#### 文段:
____________________
运维人员可以手动取消抑制或手动设置抑制：

typescript

// 取消对某指纹的抑制
unsuppressAlert(fingerprint: string): boolean {
  db.prepare(
    `UPDATE alert_noise_reduction 
     SET is_suppressed = 0, suppression_reason = NULL, suppression_until = NULL 
     WHERE alert_fingerprint = ?`
  ).run(fingerprint);
}

// 手动抑制（指定持续时间和原因）
manuallySuppressAlert(fingerprint: string, reason: string, durationMinutes: number = 60): boolean {
  const suppressionUntil = new Date(Date.now() + durationMinutes * 60 * 1000);
  db.prepare(
    `UPDATE alert_noise_reduction 
     SET is_suppressed = 1, suppression_reason = ?, suppression_until = ?
____________________
#### 已知信息:
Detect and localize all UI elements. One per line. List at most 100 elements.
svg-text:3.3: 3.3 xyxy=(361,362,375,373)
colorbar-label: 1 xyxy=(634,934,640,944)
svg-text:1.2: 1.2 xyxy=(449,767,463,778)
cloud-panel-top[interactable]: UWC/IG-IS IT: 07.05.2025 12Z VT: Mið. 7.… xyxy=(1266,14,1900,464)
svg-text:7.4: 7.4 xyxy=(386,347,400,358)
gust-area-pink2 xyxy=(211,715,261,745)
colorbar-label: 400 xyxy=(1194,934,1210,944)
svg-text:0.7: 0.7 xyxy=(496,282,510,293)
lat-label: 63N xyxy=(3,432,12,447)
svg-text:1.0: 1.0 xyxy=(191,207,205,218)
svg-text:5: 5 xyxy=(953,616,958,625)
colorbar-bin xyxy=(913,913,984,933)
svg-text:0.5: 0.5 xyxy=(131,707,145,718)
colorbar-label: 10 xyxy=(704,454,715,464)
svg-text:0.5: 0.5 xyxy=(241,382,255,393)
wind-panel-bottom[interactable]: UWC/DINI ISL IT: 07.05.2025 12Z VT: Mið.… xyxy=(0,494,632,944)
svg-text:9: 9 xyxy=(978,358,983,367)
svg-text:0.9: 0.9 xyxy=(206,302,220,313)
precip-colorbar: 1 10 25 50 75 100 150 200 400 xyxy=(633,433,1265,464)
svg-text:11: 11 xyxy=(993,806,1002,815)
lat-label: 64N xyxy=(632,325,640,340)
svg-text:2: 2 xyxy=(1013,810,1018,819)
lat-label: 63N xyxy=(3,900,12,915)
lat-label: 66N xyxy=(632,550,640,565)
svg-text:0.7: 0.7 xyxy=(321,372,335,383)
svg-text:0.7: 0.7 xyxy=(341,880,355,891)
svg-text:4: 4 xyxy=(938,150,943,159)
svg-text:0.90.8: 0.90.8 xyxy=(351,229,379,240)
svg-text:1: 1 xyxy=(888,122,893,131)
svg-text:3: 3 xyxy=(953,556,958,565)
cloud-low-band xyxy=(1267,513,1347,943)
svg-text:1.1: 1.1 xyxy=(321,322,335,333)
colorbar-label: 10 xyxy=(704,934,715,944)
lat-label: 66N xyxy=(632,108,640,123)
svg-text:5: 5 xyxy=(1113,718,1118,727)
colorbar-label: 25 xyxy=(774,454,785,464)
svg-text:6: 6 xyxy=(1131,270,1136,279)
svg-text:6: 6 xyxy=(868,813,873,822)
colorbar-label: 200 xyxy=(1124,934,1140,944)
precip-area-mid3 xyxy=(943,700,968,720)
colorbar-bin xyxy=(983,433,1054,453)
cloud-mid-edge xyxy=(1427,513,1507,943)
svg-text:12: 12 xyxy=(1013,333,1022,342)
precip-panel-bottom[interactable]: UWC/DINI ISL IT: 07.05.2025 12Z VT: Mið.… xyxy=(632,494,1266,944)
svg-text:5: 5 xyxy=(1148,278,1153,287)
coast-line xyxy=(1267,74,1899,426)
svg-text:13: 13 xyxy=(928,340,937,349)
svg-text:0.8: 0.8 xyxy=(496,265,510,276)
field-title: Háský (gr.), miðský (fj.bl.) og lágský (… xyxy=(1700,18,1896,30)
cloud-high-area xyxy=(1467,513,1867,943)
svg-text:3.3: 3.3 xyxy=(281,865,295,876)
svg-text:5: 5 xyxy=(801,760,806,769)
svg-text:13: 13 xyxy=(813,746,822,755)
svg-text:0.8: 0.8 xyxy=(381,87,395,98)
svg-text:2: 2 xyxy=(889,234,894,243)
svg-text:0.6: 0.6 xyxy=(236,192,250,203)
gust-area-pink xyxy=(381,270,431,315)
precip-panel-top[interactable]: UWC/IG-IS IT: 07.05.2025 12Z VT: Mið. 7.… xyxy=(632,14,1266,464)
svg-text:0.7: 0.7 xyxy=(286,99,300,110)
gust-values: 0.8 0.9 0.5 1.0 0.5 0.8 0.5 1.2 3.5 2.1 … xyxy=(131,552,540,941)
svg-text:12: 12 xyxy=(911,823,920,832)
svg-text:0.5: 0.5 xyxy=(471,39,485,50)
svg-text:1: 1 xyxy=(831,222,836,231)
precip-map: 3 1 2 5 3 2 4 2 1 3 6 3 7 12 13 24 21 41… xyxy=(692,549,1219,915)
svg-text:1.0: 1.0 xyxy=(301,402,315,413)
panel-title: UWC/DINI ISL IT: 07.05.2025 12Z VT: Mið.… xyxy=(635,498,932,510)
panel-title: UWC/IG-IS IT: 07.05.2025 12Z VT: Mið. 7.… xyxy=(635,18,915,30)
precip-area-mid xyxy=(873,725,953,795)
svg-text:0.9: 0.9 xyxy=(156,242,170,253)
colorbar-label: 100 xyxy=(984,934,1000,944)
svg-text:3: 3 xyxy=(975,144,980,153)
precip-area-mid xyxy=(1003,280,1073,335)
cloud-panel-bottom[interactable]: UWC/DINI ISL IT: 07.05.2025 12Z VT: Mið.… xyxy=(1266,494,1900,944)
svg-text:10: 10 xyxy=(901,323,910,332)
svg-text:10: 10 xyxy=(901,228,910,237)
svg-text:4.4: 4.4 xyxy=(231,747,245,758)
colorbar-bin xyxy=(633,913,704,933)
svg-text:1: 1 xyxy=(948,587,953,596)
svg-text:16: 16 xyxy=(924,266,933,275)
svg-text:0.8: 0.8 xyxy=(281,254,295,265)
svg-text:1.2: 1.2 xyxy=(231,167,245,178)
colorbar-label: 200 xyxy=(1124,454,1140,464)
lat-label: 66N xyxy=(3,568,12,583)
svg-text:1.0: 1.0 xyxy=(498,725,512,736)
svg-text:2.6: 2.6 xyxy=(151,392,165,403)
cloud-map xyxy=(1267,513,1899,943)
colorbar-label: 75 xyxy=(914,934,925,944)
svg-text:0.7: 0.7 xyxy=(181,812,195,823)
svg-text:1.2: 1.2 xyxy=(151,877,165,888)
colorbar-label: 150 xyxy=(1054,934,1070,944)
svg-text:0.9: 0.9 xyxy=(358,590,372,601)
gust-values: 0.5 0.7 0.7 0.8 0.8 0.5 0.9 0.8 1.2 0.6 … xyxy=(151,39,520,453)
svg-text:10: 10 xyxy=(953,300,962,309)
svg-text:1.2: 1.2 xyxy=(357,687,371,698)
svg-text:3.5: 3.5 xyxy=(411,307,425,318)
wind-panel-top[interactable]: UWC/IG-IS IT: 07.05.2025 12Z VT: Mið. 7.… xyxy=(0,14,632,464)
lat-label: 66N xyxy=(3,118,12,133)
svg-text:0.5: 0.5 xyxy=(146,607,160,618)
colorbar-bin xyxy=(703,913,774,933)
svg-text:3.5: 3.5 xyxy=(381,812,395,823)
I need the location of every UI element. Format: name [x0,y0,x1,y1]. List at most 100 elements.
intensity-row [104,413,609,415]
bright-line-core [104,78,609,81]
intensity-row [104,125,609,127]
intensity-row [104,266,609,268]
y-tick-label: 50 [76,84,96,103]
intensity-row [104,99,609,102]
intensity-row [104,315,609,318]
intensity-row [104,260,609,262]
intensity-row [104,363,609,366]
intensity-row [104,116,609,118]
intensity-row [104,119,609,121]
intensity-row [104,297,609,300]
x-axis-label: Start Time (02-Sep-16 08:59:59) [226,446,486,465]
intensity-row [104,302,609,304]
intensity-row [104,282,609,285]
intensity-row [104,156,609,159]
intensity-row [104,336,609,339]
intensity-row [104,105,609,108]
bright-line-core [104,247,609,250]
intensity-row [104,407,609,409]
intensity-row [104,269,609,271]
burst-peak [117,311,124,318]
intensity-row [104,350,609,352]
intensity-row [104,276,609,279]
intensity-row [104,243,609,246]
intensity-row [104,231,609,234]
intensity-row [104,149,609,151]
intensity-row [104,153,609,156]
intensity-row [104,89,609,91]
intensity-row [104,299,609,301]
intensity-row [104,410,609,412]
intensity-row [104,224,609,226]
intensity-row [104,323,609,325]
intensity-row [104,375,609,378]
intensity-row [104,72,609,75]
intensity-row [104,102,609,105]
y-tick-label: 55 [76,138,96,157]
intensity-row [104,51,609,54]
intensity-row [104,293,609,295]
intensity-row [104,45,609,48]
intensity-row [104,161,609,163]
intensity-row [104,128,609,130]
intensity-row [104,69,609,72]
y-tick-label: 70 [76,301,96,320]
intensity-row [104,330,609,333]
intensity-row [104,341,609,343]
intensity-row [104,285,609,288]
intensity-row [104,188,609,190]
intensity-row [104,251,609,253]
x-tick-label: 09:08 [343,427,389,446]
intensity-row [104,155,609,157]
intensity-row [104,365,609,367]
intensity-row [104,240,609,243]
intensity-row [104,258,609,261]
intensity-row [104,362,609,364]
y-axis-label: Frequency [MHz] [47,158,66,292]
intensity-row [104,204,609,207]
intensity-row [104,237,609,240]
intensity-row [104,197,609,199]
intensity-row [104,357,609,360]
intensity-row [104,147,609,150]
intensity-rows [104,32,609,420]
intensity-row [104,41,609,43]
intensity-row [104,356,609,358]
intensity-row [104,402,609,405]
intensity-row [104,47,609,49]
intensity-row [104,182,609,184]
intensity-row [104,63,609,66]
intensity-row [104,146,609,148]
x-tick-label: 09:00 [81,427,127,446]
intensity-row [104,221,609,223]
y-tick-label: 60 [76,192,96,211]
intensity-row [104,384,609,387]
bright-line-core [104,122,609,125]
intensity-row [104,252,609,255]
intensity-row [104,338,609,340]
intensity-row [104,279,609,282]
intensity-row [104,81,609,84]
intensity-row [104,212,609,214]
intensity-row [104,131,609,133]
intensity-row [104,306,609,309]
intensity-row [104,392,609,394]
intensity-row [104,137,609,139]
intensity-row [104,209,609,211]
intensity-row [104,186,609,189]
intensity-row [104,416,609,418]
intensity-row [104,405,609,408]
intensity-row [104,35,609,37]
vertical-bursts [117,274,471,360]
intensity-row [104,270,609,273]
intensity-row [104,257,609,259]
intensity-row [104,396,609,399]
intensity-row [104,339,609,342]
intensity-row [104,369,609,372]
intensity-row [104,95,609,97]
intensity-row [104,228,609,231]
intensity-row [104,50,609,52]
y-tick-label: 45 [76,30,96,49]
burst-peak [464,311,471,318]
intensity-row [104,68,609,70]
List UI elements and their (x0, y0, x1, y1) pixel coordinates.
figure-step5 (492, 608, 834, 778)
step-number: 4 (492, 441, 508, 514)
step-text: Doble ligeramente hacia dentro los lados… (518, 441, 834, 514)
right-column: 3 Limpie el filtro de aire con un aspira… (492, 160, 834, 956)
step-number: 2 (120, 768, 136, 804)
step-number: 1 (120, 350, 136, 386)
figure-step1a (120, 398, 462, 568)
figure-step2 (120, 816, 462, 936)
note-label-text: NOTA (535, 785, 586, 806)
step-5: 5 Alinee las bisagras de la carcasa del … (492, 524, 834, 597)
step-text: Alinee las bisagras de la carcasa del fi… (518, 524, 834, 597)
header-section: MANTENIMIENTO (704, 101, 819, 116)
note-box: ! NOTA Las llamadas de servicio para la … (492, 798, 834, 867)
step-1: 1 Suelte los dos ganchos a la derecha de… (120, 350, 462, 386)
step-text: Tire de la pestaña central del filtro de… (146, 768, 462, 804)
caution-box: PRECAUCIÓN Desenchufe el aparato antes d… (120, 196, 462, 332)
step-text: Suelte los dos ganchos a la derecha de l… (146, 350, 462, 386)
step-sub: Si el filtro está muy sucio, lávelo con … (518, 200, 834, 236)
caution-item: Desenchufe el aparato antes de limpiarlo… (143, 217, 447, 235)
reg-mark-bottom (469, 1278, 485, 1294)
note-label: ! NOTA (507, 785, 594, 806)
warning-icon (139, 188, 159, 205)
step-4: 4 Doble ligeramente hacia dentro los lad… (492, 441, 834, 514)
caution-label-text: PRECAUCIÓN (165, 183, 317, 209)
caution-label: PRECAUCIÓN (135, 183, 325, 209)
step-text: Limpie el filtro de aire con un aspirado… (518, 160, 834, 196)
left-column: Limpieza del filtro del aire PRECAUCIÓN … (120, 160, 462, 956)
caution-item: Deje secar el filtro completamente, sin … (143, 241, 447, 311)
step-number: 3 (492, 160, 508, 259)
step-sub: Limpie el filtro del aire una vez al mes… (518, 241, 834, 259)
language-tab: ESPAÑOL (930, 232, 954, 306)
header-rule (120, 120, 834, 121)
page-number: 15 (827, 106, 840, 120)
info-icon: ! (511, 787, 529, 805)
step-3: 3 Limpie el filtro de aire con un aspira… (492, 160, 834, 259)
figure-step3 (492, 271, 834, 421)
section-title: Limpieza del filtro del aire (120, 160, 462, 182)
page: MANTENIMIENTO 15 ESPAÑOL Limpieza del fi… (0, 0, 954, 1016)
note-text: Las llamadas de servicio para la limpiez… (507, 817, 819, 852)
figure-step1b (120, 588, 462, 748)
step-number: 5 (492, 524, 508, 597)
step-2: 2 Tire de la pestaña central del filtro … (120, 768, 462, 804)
____________________
#### 任务要求:
请将上面关于手动抑制告警的文段完整返回，一字不改。

#### 解答:
运维人员可以手动取消抑制或手动设置抑制：

typescript

// 取消对某指纹的抑制
unsuppressAlert(fingerprint: string): boolean {
  db.prepare(
    `UPDATE alert_noise_reduction 
     SET is_suppressed = 0, suppression_reason = NULL, suppression_until = NULL 
     WHERE alert_fingerprint = ?`
  ).run(fingerprint);
}

// 手动抑制（指定持续时间和原因）
manuallySuppressAlert(fingerprint: string, reason: string, durationMinutes: number = 60): boolean {
  const suppressionUntil = new Date(Date.now() + durationMinutes * 60 * 1000);
  db.prepare(
    `UPDATE alert_noise_reduction 
     SET is_suppressed = 1, suppression_reason = ?, suppression_until = ?